Your tasks =>
A: In the message about the AFIO library review, which version of AFIO is the library being presented?
B: Rewrite the record lines starting at the one containing "svg-text:A: A [221,664,232,681]" and ending at the one containing "question-5: 5．如图，数轴的单位长度为 1，如果点", changing "stem" to "prompt" and leaving everything else the same.

On 22 Aug 2015 at 19:43, Glen Fernandes wrote:
Hartmut makes a good point. Niall, please correct me if my understanding is lacking here: - You are presenting this library with interface version A - You plan to implement interface version B while also providing A for backward compatibility - Once B is implemented, all documentation will only ever mention B because it is superior - The benefits of B make it superior in every way to A
Your understanding is lacking. v1.3 AFIO is the old, very well tested, mature engine with the original API from GSoC 2013. It is reliable, won't lose you data, exposes the POSIX race freedom guarantees, and is a good solid base for any file system application. It is not particularly friendly to program with, or at least that's what everyone has told me. v1.4 AFIO is the library being presented here. It has a new, much more friendly API which should address all the usability concerns people have expressed over the past two years. The *internal* *implementation* of the v1.4 AFIO you are being presented with is currently implemented internally using the v1.3 engine. That makes it just as reliable, just as well tested, just as solid a base for a database application as v1.3 AFIO is, except it is now easier to program against. A later *internal* implementation will be completely new, but that isn't important to this review because little external changes. Code written now still works later, just faster. Every Boost library sees substantial internal refactoring over time, AFIO is no different. Check out the tutorial yourself. If you think the API presented looks well designed and easy to use, if all the unit tests pass and have good coverage, if you think the documentation is up to scratch, if you feel the error handling is well implemented then vote for acceptance, with the condition I must return for an additional mini-review later if you like. If you feel the design of the API is fundamentally flawed, the unit tests are useless, the documentation rubbish, then vote for rejection.

Material provided =>
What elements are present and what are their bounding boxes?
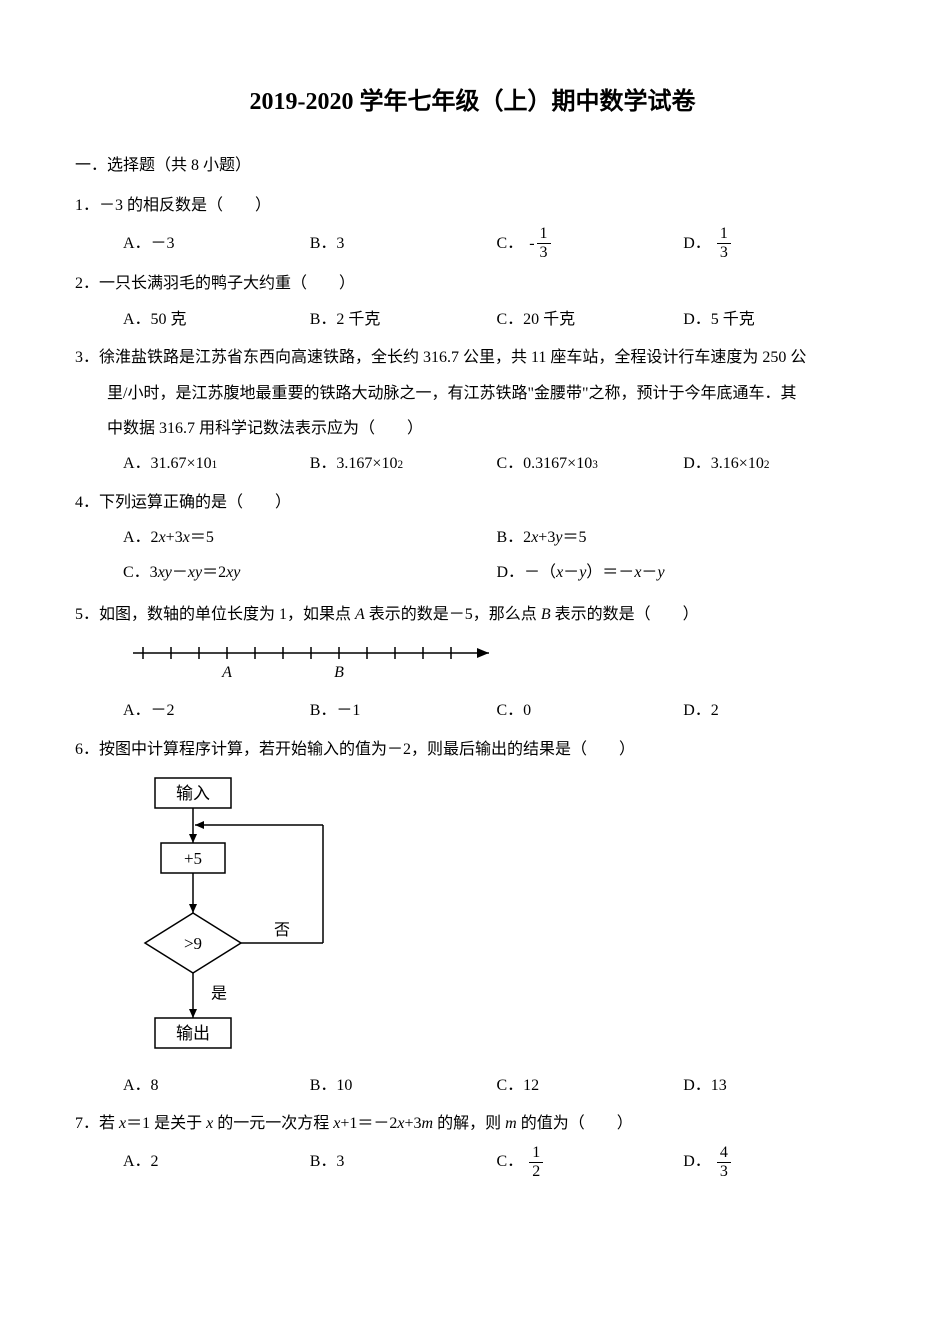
svg-text:A: A [221,664,232,681]
q7-opt-b: B．3 [310,1147,497,1177]
q6-stem: 6．按图中计算程序计算，若开始输入的值为－2，则最后输出的结果是（ ） [75,735,870,765]
q7-opt-c: C． 1 2 [497,1145,684,1180]
q3-opt-b: B．3.167×102 [310,449,497,479]
question-5: 5．如图，数轴的单位长度为 1，如果点 A 表示的数是－5，那么点 B 表示的数… [75,600,870,727]
question-1: 1．－3 的相反数是（ ） A．－3 B．3 C． - 1 3 D． 1 3 [75,191,870,261]
question-6: 6．按图中计算程序计算，若开始输入的值为－2，则最后输出的结果是（ ） 输入 +5… [75,735,870,1102]
q6-opt-b: B．10 [310,1071,497,1101]
q7-opt-a: A．2 [123,1147,310,1177]
q2-opt-c: C．20 千克 [497,305,684,335]
q5-opt-c: C．0 [497,696,684,726]
q1-d-label: D． [683,229,711,259]
q3-a-text: A．31.67×10 [123,449,212,479]
q5-stem: 5．如图，数轴的单位长度为 1，如果点 A 表示的数是－5，那么点 B 表示的数… [75,600,870,630]
q3-options: A．31.67×101 B．3.167×102 C．0.3167×103 D．3… [75,449,870,479]
numerator: 1 [717,226,731,244]
q6-opt-d: D．13 [683,1071,870,1101]
numerator: 1 [537,226,551,244]
q1-stem: 1．－3 的相反数是（ ） [75,191,870,221]
denominator: 2 [529,1163,543,1180]
denominator: 3 [537,244,551,261]
svg-text:输出: 输出 [176,1024,210,1043]
numerator: 1 [529,1145,543,1163]
q3-opt-d: D．3.16×102 [683,449,870,479]
q7-d-label: D． [683,1147,711,1177]
q4-opt-b: B．2x+3y＝5 [497,523,871,553]
q1-options: A．－3 B．3 C． - 1 3 D． 1 3 [75,226,870,261]
q6-options: A．8 B．10 C．12 D．13 [75,1071,870,1101]
svg-text:B: B [334,664,344,681]
q4-opt-c: C．3xy－xy＝2xy [123,558,497,588]
q1-opt-c: C． - 1 3 [497,226,684,261]
svg-text:输入: 输入 [176,784,210,803]
q5-opt-d: D．2 [683,696,870,726]
fraction: 1 3 [717,226,731,261]
q3-stem-2: 里/小时，是江苏腹地最重要的铁路大动脉之一，有江苏铁路"金腰带"之称，预计于今年… [75,379,870,409]
q1-c-label: C． [497,229,524,259]
number-line-svg: AB [123,638,503,688]
q7-c-label: C． [497,1147,524,1177]
q5-opt-a: A．－2 [123,696,310,726]
fraction: 1 3 [537,226,551,261]
q4-opt-d: D．－（x－y）＝－x－y [497,558,871,588]
denominator: 3 [717,1163,731,1180]
q3-opt-a: A．31.67×101 [123,449,310,479]
exam-title: 2019-2020 学年七年级（上）期中数学试卷 [75,80,870,126]
q3-stem-3: 中数据 316.7 用科学记数法表示应为（ ） [75,414,870,444]
q5-options: A．－2 B．－1 C．0 D．2 [75,696,870,726]
numerator: 4 [717,1145,731,1163]
flowchart-svg: 输入 +5 >9 否是输出 [123,773,353,1063]
q3-b-text: B．3.167×10 [310,449,398,479]
q3-d-text: D．3.16×10 [683,449,764,479]
q7-opt-d: D． 4 3 [683,1145,870,1180]
section-heading: 一．选择题（共 8 小题） [75,151,870,181]
svg-text:是: 是 [211,986,227,1003]
minus-sign: - [529,229,534,259]
fraction: 4 3 [717,1145,731,1180]
q1-opt-b: B．3 [310,229,497,259]
q6-opt-a: A．8 [123,1071,310,1101]
q3-opt-c: C．0.3167×103 [497,449,684,479]
q1-opt-d: D． 1 3 [683,226,870,261]
q7-options: A．2 B．3 C． 1 2 D． 4 3 [75,1145,870,1180]
q6-figure: 输入 +5 >9 否是输出 [75,773,870,1063]
q6-opt-c: C．12 [497,1071,684,1101]
question-3: 3．徐淮盐铁路是江苏省东西向高速铁路，全长约 316.7 公里，共 11 座车站… [75,343,870,480]
svg-text:否: 否 [274,922,290,939]
denominator: 3 [717,244,731,261]
q3-c-text: C．0.3167×10 [497,449,593,479]
question-2: 2．一只长满羽毛的鸭子大约重（ ） A．50 克 B．2 千克 C．20 千克 … [75,269,870,335]
q2-opt-d: D．5 千克 [683,305,870,335]
q3-stem-1: 3．徐淮盐铁路是江苏省东西向高速铁路，全长约 316.7 公里，共 11 座车站… [75,343,870,373]
q5-figure: AB [75,638,870,688]
svg-text:>9: >9 [184,934,202,953]
q2-opt-b: B．2 千克 [310,305,497,335]
fraction: 1 2 [529,1145,543,1180]
q4-stem: 4．下列运算正确的是（ ） [75,488,870,518]
question-4: 4．下列运算正确的是（ ） A．2x+3x＝5 B．2x+3y＝5 C．3xy－… [75,488,870,592]
svg-text:+5: +5 [184,849,202,868]
q4-options: A．2x+3x＝5 B．2x+3y＝5 C．3xy－xy＝2xy D．－（x－y… [75,523,870,592]
q4-opt-a: A．2x+3x＝5 [123,523,497,553]
q2-stem: 2．一只长满羽毛的鸭子大约重（ ） [75,269,870,299]
q1-opt-a: A．－3 [123,229,310,259]
q5-opt-b: B．－1 [310,696,497,726]
q2-opt-a: A．50 克 [123,305,310,335]
q7-stem: 7．若 x＝1 是关于 x 的一元一次方程 x+1＝－2x+3m 的解，则 m … [75,1109,870,1139]
question-7: 7．若 x＝1 是关于 x 的一元一次方程 x+1＝－2x+3m 的解，则 m … [75,1109,870,1179]
q2-options: A．50 克 B．2 千克 C．20 千克 D．5 千克 [75,305,870,335]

Outputs by task =>
A: v1.4 AFIO

B:
svg-text:A: A [221,664,232,681]
q7-opt-b: B．3 [310,1147,497,1177]
q6-prompt: 6．按图中计算程序计算，若开始输入的值为－2，则最后输出的结果是（ ） [75,735,870,765]
q7-opt-c: C． 1 2 [497,1145,684,1180]
q3-opt-b: B．3.167×102 [310,449,497,479]
question-5: 5．如图，数轴的单位长度为 1，如果点 A 表示的数是－5，那么点 B 表示的数… [75,600,870,727]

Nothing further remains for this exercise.